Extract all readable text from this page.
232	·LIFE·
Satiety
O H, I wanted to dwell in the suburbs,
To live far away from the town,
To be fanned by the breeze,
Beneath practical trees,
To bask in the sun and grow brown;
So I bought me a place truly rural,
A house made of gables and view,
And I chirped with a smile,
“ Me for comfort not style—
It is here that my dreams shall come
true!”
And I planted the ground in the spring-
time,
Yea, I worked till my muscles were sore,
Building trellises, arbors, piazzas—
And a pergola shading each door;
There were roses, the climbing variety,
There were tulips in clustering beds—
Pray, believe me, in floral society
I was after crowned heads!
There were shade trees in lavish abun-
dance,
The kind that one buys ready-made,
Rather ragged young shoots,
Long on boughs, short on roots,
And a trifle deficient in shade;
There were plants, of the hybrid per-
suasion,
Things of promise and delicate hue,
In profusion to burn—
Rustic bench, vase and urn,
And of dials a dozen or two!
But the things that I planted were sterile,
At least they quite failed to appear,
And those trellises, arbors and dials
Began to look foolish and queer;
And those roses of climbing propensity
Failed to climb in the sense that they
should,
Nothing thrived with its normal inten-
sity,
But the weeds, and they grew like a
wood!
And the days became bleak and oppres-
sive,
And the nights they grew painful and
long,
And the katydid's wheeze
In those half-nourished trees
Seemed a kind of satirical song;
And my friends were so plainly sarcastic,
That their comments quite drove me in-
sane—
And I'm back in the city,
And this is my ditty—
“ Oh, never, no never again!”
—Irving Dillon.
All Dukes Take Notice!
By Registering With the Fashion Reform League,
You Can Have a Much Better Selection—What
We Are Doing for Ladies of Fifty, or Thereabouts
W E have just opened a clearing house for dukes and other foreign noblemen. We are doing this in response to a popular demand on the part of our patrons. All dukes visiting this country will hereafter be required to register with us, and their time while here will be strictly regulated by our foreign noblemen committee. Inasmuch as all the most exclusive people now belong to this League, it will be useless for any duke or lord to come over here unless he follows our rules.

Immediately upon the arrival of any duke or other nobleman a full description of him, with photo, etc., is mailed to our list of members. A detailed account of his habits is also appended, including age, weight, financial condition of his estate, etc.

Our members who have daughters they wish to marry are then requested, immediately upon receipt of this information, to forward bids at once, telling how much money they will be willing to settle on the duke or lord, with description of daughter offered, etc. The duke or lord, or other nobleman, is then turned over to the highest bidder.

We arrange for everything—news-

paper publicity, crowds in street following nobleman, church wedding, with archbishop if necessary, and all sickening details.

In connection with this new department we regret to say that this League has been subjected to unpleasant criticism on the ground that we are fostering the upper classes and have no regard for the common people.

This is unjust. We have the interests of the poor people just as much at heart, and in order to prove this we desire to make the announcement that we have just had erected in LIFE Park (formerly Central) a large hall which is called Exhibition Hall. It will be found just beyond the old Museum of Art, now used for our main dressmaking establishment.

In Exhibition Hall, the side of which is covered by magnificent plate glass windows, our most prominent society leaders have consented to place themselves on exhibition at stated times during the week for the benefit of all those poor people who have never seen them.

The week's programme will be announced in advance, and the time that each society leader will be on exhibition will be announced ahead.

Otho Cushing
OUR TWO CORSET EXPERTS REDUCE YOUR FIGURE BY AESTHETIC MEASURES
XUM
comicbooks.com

· · · ·

• **Brief**
Scan the lines for the string "most". Copy out each line that matches.

• **The reply**
W E have just opened a clearing house for dukes and other foreign noblemen. We are doing this in response to a popular demand on the part of our patrons. All dukes visiting this country will hereafter be required to register with us, and their time while here will be strictly regulated by our foreign noblemen committee. Inasmuch as all the most exclusive people now belong to this League, it will be useless for any duke or lord to come over here unless he follows our rules.
In Exhibition Hall, the side of which is covered by magnificent plate glass windows, our most prominent society leaders have consented to place themselves on exhibition at stated times during the week for the benefit of all those poor people who have never seen them.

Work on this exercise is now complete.